## DATA TO PROCESS
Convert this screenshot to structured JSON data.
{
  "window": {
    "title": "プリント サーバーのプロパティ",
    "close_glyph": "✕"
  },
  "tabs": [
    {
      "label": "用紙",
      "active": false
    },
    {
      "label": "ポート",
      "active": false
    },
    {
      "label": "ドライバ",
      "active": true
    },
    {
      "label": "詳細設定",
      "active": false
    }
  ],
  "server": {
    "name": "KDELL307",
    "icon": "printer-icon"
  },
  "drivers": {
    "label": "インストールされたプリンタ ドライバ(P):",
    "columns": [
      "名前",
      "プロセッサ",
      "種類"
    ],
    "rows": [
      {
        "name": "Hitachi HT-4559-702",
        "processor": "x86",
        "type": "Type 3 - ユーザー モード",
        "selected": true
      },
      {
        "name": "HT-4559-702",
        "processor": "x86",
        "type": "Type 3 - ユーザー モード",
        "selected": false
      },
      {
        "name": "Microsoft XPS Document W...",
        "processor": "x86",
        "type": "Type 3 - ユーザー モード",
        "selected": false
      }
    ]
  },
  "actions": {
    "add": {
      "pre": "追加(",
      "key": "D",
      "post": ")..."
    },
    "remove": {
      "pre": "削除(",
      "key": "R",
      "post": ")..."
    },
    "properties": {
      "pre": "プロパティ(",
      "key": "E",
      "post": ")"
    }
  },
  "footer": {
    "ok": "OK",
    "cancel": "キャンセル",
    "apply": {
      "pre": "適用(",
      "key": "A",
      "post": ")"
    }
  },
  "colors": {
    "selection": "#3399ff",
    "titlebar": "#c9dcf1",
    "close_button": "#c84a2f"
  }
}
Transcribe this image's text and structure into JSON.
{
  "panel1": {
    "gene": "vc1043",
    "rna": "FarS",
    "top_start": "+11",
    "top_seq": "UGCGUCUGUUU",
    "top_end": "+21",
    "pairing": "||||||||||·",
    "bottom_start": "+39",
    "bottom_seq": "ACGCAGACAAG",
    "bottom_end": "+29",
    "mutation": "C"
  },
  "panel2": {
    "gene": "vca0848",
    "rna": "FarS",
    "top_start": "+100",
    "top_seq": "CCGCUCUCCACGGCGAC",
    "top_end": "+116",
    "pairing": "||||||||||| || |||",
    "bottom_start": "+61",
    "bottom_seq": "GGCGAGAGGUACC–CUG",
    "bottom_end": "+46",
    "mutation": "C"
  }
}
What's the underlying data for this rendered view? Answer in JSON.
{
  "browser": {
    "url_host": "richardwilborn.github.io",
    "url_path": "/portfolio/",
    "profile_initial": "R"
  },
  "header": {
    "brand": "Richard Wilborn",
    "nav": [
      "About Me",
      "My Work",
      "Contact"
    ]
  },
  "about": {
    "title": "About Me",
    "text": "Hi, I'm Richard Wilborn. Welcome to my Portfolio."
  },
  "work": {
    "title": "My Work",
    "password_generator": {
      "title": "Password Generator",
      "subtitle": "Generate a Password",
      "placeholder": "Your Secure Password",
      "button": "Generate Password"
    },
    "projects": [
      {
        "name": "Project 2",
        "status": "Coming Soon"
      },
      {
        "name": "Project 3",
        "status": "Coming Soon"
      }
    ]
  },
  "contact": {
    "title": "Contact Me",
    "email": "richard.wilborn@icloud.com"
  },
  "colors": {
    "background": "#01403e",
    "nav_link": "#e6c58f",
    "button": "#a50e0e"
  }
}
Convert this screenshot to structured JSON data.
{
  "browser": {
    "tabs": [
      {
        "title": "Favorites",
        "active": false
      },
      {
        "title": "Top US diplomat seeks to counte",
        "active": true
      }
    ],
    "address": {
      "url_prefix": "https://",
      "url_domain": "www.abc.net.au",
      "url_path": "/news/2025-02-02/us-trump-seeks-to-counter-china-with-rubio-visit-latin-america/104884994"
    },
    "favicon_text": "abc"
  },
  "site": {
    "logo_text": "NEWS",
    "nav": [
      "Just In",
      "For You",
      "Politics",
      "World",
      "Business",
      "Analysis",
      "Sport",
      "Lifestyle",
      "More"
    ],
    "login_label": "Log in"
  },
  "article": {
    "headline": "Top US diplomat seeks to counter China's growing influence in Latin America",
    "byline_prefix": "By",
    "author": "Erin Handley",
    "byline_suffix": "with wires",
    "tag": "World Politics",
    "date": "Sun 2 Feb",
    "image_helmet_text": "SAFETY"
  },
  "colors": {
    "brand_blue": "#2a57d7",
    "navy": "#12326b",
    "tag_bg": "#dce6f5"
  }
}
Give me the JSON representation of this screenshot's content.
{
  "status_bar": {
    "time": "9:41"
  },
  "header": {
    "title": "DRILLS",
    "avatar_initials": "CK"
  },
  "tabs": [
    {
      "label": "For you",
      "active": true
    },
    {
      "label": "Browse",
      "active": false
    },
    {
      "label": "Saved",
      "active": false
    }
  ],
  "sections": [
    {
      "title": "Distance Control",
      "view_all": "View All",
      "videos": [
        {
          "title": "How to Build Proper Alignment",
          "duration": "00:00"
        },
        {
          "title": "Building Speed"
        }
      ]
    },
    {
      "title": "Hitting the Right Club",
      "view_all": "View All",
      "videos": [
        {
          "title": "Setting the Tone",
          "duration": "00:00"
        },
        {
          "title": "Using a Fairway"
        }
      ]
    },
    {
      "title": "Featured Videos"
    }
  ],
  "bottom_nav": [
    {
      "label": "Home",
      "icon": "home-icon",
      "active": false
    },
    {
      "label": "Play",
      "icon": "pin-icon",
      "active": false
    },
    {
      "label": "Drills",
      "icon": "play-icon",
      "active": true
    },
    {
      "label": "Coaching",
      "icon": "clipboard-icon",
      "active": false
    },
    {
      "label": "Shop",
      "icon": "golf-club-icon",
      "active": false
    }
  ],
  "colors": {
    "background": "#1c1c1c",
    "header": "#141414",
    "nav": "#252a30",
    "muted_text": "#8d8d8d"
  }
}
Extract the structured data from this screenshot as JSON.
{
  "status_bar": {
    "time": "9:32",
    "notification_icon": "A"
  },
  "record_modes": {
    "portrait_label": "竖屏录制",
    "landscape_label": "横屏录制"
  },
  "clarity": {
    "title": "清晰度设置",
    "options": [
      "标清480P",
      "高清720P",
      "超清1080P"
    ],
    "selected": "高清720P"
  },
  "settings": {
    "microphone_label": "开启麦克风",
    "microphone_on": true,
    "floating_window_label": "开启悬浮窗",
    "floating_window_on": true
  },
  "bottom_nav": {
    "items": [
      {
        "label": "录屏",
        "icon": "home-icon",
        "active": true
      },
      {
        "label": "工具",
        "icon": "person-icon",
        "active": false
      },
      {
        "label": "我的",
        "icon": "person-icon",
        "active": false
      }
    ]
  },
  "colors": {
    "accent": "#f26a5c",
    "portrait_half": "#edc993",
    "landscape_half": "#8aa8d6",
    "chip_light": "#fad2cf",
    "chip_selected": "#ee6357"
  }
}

## PROBLEM DESCRIPTION
Set down all of the data above, word for word.

## TASK OUTPUT
Convert this screenshot to structured JSON data.
{
  "window": {
    "title": "プリント サーバーのプロパティ",
    "close_glyph": "✕"
  },
  "tabs": [
    {
      "label": "用紙",
      "active": false
    },
    {
      "label": "ポート",
      "active": false
    },
    {
      "label": "ドライバ",
      "active": true
    },
    {
      "label": "詳細設定",
      "active": false
    }
  ],
  "server": {
    "name": "KDELL307",
    "icon": "printer-icon"
  },
  "drivers": {
    "label": "インストールされたプリンタ ドライバ(P):",
    "columns": [
      "名前",
      "プロセッサ",
      "種類"
    ],
    "rows": [
      {
        "name": "Hitachi HT-4559-702",
        "processor": "x86",
        "type": "Type 3 - ユーザー モード",
        "selected": true
      },
      {
        "name": "HT-4559-702",
        "processor": "x86",
        "type": "Type 3 - ユーザー モード",
        "selected": false
      },
      {
        "name": "Microsoft XPS Document W...",
        "processor": "x86",
        "type": "Type 3 - ユーザー モード",
        "selected": false
      }
    ]
  },
  "actions": {
    "add": {
      "pre": "追加(",
      "key": "D",
      "post": ")..."
    },
    "remove": {
      "pre": "削除(",
      "key": "R",
      "post": ")..."
    },
    "properties": {
      "pre": "プロパティ(",
      "key": "E",
      "post": ")"
    }
  },
  "footer": {
    "ok": "OK",
    "cancel": "キャンセル",
    "apply": {
      "pre": "適用(",
      "key": "A",
      "post": ")"
    }
  },
  "colors": {
    "selection": "#3399ff",
    "titlebar": "#c9dcf1",
    "close_button": "#c84a2f"
  }
}
Transcribe this image's text and structure into JSON.
{
  "panel1": {
    "gene": "vc1043",
    "rna": "FarS",
    "top_start": "+11",
    "top_seq": "UGCGUCUGUUU",
    "top_end": "+21",
    "pairing": "||||||||||·",
    "bottom_start": "+39",
    "bottom_seq": "ACGCAGACAAG",
    "bottom_end": "+29",
    "mutation": "C"
  },
  "panel2": {
    "gene": "vca0848",
    "rna": "FarS",
    "top_start": "+100",
    "top_seq": "CCGCUCUCCACGGCGAC",
    "top_end": "+116",
    "pairing": "||||||||||| || |||",
    "bottom_start": "+61",
    "bottom_seq": "GGCGAGAGGUACC–CUG",
    "bottom_end": "+46",
    "mutation": "C"
  }
}
What's the underlying data for this rendered view? Answer in JSON.
{
  "browser": {
    "url_host": "richardwilborn.github.io",
    "url_path": "/portfolio/",
    "profile_initial": "R"
  },
  "header": {
    "brand": "Richard Wilborn",
    "nav": [
      "About Me",
      "My Work",
      "Contact"
    ]
  },
  "about": {
    "title": "About Me",
    "text": "Hi, I'm Richard Wilborn. Welcome to my Portfolio."
  },
  "work": {
    "title": "My Work",
    "password_generator": {
      "title": "Password Generator",
      "subtitle": "Generate a Password",
      "placeholder": "Your Secure Password",
      "button": "Generate Password"
    },
    "projects": [
      {
        "name": "Project 2",
        "status": "Coming Soon"
      },
      {
        "name": "Project 3",
        "status": "Coming Soon"
      }
    ]
  },
  "contact": {
    "title": "Contact Me",
    "email": "richard.wilborn@icloud.com"
  },
  "colors": {
    "background": "#01403e",
    "nav_link": "#e6c58f",
    "button": "#a50e0e"
  }
}
Convert this screenshot to structured JSON data.
{
  "browser": {
    "tabs": [
      {
        "title": "Favorites",
        "active": false
      },
      {
        "title": "Top US diplomat seeks to counte",
        "active": true
      }
    ],
    "address": {
      "url_prefix": "https://",
      "url_domain": "www.abc.net.au",
      "url_path": "/news/2025-02-02/us-trump-seeks-to-counter-china-with-rubio-visit-latin-america/104884994"
    },
    "favicon_text": "abc"
  },
  "site": {
    "logo_text": "NEWS",
    "nav": [
      "Just In",
      "For You",
      "Politics",
      "World",
      "Business",
      "Analysis",
      "Sport",
      "Lifestyle",
      "More"
    ],
    "login_label": "Log in"
  },
  "article": {
    "headline": "Top US diplomat seeks to counter China's growing influence in Latin America",
    "byline_prefix": "By",
    "author": "Erin Handley",
    "byline_suffix": "with wires",
    "tag": "World Politics",
    "date": "Sun 2 Feb",
    "image_helmet_text": "SAFETY"
  },
  "colors": {
    "brand_blue": "#2a57d7",
    "navy": "#12326b",
    "tag_bg": "#dce6f5"
  }
}
Give me the JSON representation of this screenshot's content.
{
  "status_bar": {
    "time": "9:41"
  },
  "header": {
    "title": "DRILLS",
    "avatar_initials": "CK"
  },
  "tabs": [
    {
      "label": "For you",
      "active": true
    },
    {
      "label": "Browse",
      "active": false
    },
    {
      "label": "Saved",
      "active": false
    }
  ],
  "sections": [
    {
      "title": "Distance Control",
      "view_all": "View All",
      "videos": [
        {
          "title": "How to Build Proper Alignment",
          "duration": "00:00"
        },
        {
          "title": "Building Speed"
        }
      ]
    },
    {
      "title": "Hitting the Right Club",
      "view_all": "View All",
      "videos": [
        {
          "title": "Setting the Tone",
          "duration": "00:00"
        },
        {
          "title": "Using a Fairway"
        }
      ]
    },
    {
      "title": "Featured Videos"
    }
  ],
  "bottom_nav": [
    {
      "label": "Home",
      "icon": "home-icon",
      "active": false
    },
    {
      "label": "Play",
      "icon": "pin-icon",
      "active": false
    },
    {
      "label": "Drills",
      "icon": "play-icon",
      "active": true
    },
    {
      "label": "Coaching",
      "icon": "clipboard-icon",
      "active": false
    },
    {
      "label": "Shop",
      "icon": "golf-club-icon",
      "active": false
    }
  ],
  "colors": {
    "background": "#1c1c1c",
    "header": "#141414",
    "nav": "#252a30",
    "muted_text": "#8d8d8d"
  }
}
Extract the structured data from this screenshot as JSON.
{
  "status_bar": {
    "time": "9:32",
    "notification_icon": "A"
  },
  "record_modes": {
    "portrait_label": "竖屏录制",
    "landscape_label": "横屏录制"
  },
  "clarity": {
    "title": "清晰度设置",
    "options": [
      "标清480P",
      "高清720P",
      "超清1080P"
    ],
    "selected": "高清720P"
  },
  "settings": {
    "microphone_label": "开启麦克风",
    "microphone_on": true,
    "floating_window_label": "开启悬浮窗",
    "floating_window_on": true
  },
  "bottom_nav": {
    "items": [
      {
        "label": "录屏",
        "icon": "home-icon",
        "active": true
      },
      {
        "label": "工具",
        "icon": "person-icon",
        "active": false
      },
      {
        "label": "我的",
        "icon": "person-icon",
        "active": false
      }
    ]
  },
  "colors": {
    "accent": "#f26a5c",
    "portrait_half": "#edc993",
    "landscape_half": "#8aa8d6",
    "chip_light": "#fad2cf",
    "chip_selected": "#ee6357"
  }
}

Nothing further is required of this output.